*本文*
ある深夜、公園で、帰宅途中の若い女性が何者かに生きたまま焼き殺された。むごい事件だった。犯人を捕まえるべく、警察は捜査にかかる。
殺された彼女は実家で両親と暮らしていた。独身。明るい性格で友人とも楽しくやっていた。だが、彼女の周辺を探っていく内に、異性関係に見るべきものがあるような感じであった。そう、彼女は(同時進行ということでは必ずしもないが)複数の男性たちと、恋を、快楽を楽しむ私生活だったようなのだ。
聞き込みを通じて判明する人間模様と、それでも犯行を特定するには至らないもどかしさ。この展開に知らず知らずのうちに引き込まれていく。地道に誠意を持って捜査する刑事たちの姿。その捜査過程における悩みや憂い、葛藤や逡巡が丁寧に描かれていて見応えがある。班長と部下の関係性も含めて。時にはそれが私生活に及ぶこともある。
監督は「悪なき殺人」のドミニク・モル。「悪なき殺人」は東京国際映画祭で鑑賞したのだが、観客賞・最優秀女優賞を獲得したそれに値する作品であった。(下記リンクは東京国際映画祭鑑賞時のものでネタバレ全開ですのでご注意ください。)
本作「12日の殺人」は「悪なき殺人」のような、色々なプロットが交差して重なり合って帰結していくというような展開の妙は無いのだが、ひとつひとつを積み重ねて全体を描いていくという違った手法での巧みさがある。

*データ記録*
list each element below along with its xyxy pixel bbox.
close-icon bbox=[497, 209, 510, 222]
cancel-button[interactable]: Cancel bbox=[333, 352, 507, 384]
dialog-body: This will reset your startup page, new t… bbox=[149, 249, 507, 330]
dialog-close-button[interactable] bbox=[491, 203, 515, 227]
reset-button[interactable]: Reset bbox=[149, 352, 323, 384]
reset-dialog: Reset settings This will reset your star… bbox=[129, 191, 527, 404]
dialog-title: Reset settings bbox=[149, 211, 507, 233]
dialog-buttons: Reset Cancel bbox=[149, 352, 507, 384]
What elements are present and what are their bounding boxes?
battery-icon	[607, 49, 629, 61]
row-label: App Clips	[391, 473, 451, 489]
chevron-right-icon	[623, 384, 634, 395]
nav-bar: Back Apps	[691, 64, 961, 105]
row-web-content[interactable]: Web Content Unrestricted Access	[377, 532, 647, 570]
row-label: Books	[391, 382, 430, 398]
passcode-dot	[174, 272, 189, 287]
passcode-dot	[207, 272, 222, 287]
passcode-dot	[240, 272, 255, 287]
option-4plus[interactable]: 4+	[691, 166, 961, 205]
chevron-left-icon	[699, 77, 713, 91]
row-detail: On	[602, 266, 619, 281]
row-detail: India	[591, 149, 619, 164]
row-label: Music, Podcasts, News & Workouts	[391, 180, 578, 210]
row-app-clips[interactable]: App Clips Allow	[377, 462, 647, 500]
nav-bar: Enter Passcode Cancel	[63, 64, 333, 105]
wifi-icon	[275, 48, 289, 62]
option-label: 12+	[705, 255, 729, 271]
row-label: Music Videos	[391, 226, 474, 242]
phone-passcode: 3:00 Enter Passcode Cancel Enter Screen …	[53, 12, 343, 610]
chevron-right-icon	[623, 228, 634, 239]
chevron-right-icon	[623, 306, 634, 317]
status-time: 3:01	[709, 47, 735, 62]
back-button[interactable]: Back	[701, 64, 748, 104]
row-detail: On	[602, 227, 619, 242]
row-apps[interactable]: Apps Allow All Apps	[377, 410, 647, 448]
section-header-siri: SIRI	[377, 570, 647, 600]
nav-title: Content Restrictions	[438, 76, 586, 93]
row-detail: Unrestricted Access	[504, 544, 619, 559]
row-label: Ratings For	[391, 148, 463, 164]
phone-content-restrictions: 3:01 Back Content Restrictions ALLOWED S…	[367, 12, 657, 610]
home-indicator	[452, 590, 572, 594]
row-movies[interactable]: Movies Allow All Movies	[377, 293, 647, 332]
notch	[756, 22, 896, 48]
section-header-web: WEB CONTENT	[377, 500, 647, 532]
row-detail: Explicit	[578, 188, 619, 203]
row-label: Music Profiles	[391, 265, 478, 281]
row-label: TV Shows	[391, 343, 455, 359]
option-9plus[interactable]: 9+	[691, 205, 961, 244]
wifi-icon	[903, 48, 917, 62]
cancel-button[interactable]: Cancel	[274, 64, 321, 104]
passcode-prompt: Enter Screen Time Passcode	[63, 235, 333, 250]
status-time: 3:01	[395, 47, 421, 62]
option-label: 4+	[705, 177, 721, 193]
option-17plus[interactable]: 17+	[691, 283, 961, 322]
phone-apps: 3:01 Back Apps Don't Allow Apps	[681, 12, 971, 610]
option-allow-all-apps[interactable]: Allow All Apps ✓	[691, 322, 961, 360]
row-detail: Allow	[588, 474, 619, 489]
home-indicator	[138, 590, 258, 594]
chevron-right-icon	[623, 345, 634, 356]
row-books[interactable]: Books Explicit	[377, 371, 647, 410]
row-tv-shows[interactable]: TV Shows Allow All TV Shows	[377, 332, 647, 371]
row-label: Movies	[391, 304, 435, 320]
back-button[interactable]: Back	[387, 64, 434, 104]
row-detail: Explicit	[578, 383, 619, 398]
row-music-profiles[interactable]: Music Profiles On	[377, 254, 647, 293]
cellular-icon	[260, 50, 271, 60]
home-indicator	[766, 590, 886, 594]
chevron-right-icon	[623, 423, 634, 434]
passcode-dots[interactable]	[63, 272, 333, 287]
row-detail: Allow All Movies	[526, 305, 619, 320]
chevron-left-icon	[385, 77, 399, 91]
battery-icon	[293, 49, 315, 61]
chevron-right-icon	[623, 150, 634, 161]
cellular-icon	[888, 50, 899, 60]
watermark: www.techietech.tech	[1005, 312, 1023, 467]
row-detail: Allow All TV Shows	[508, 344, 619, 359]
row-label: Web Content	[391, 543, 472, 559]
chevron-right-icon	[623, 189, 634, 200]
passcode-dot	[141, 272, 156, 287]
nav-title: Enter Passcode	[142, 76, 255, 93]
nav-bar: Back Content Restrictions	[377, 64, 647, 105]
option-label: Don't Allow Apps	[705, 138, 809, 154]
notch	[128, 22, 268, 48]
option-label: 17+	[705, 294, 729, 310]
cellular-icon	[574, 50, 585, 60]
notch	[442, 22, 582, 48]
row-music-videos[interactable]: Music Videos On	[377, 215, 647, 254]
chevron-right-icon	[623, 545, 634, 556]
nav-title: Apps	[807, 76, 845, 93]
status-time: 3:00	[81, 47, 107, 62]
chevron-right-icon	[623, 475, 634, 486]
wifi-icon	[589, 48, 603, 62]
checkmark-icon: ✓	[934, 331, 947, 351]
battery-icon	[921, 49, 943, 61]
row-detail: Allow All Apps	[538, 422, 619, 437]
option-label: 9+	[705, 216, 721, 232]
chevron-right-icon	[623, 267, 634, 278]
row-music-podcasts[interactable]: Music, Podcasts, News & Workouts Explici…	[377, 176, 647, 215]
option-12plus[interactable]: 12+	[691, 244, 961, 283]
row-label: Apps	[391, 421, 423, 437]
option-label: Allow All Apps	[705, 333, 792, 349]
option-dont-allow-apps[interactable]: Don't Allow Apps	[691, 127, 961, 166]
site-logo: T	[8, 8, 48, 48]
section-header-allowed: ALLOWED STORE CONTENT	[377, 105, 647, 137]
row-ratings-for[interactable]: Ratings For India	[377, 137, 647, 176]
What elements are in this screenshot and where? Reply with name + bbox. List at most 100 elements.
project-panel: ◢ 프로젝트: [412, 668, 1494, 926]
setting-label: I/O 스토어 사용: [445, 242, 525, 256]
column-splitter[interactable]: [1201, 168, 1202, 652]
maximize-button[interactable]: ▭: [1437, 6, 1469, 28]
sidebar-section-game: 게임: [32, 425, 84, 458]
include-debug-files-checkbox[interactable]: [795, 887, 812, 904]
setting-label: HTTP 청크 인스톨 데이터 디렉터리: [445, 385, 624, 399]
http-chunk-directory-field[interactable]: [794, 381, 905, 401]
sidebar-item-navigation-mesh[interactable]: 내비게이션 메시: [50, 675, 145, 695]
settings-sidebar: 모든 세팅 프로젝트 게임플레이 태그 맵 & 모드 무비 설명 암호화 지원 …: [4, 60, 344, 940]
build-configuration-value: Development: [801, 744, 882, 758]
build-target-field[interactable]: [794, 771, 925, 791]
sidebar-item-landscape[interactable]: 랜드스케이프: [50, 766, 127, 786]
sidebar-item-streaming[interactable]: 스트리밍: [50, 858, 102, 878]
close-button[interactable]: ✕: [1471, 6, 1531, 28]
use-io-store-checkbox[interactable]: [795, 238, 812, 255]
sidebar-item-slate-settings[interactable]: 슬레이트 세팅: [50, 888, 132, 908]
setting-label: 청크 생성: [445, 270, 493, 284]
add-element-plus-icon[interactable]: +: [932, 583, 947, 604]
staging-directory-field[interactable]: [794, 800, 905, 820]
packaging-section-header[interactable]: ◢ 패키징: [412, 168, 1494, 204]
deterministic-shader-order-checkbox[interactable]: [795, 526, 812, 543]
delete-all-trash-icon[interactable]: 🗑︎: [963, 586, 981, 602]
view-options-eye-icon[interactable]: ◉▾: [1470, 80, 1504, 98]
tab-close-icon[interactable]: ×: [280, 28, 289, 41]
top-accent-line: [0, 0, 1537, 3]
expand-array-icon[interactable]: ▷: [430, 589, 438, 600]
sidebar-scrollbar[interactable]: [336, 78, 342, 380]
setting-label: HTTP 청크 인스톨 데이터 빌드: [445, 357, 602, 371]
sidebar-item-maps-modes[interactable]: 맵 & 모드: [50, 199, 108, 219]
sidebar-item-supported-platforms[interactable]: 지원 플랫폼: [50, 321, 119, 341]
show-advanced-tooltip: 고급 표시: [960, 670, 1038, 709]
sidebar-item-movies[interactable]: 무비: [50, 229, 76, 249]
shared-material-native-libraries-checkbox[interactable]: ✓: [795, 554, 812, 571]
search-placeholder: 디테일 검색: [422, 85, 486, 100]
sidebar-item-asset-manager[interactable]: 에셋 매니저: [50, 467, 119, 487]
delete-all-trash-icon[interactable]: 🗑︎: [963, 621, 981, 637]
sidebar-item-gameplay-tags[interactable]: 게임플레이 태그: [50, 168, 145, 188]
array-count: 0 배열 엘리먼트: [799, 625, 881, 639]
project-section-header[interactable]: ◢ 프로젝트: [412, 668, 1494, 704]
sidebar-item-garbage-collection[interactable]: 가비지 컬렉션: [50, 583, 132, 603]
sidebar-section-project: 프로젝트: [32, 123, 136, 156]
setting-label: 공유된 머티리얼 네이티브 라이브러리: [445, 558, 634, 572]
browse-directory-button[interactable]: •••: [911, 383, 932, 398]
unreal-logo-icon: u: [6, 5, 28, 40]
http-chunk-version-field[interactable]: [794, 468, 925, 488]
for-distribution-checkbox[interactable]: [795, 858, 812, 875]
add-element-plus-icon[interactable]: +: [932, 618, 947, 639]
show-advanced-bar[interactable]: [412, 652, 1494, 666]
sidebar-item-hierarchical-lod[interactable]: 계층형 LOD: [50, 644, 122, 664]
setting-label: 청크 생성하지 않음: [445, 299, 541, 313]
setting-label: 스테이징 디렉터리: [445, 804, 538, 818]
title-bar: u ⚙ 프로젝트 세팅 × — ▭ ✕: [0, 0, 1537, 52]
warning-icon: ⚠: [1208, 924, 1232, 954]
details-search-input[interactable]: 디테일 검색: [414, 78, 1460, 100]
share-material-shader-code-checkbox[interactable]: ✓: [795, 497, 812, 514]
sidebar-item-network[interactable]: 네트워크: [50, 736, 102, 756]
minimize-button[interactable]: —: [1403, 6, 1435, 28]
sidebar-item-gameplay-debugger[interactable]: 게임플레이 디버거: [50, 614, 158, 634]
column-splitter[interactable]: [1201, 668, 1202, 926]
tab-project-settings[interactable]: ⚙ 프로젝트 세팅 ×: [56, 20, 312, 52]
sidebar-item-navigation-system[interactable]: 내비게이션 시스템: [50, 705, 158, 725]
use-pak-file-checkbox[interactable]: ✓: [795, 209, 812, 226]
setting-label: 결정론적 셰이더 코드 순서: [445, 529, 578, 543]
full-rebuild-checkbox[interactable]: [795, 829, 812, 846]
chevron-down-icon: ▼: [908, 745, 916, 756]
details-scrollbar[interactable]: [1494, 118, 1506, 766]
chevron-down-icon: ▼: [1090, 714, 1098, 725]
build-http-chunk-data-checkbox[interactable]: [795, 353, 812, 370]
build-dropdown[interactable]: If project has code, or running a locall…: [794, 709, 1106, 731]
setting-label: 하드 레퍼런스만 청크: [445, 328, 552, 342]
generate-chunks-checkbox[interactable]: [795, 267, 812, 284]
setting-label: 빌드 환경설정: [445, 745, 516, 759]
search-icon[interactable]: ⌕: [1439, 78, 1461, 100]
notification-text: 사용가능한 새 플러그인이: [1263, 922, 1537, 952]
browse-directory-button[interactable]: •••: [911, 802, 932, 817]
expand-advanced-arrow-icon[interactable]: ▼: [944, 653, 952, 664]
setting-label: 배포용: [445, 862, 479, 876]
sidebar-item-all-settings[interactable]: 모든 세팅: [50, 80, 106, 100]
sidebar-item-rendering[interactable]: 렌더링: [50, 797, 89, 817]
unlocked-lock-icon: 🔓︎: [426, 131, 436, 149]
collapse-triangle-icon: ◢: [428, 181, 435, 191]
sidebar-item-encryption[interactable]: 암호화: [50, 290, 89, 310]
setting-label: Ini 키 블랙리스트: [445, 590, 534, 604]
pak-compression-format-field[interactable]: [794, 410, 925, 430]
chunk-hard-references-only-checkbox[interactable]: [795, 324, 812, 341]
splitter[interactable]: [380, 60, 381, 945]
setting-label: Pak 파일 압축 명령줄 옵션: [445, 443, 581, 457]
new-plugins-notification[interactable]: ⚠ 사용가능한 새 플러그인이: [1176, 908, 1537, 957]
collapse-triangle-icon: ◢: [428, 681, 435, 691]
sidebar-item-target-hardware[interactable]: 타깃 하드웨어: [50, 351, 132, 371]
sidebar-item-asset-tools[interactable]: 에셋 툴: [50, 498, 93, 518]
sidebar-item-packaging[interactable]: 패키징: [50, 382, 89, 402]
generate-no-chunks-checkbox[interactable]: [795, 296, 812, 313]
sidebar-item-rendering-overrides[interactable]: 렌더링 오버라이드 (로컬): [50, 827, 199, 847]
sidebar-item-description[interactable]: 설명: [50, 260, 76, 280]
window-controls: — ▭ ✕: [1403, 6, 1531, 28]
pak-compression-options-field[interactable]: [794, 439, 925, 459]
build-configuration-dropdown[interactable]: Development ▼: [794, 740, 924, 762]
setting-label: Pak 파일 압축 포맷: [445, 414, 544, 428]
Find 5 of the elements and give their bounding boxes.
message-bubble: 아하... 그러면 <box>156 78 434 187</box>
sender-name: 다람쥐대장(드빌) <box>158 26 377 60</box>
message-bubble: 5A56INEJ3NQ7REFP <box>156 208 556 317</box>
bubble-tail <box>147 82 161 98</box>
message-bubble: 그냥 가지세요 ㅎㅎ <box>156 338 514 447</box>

*やること A*
本文のうち、「殺された彼女は実家で両親と暮」から「違った手法での巧みさがある。」までの部分を、一字も変えずにそのまま書き写してください。
*やること B*
本文にある「殺された彼女は実家で両親と暮らしていた。」という一文を英語に訳してください。
*やること C*
本文では、刑事たちの捜査の過程で描かれる気持ちがいくつか並べられています。それらをすべて抜き出してください。

*答え A*
殺された彼女は実家で両親と暮らしていた。独身。明るい性格で友人とも楽しくやっていた。だが、彼女の周辺を探っていく内に、異性関係に見るべきものがあるような感じであった。そう、彼女は(同時進行ということでは必ずしもないが)複数の男性たちと、恋を、快楽を楽しむ私生活だったようなのだ。
聞き込みを通じて判明する人間模様と、それでも犯行を特定するには至らないもどかしさ。この展開に知らず知らずのうちに引き込まれていく。地道に誠意を持って捜査する刑事たちの姿。その捜査過程における悩みや憂い、葛藤や逡巡が丁寧に描かれていて見応えがある。班長と部下の関係性も含めて。時にはそれが私生活に及ぶこともある。
監督は「悪なき殺人」のドミニク・モル。「悪なき殺人」は東京国際映画祭で鑑賞したのだが、観客賞・最優秀女優賞を獲得したそれに値する作品であった。(下記リンクは東京国際映画祭鑑賞時のものでネタバレ全開ですのでご注意ください。)
本作「12日の殺人」は「悪なき殺人」のような、色々なプロットが交差して重なり合って帰結していくというような展開の妙は無いのだが、ひとつひとつを積み重ねて全体を描いていくという違った手法での巧みさがある。

*答え B*
The woman who was killed had been living with her parents at her family home.

*答え C*
悩み、憂い、葛藤、逡巡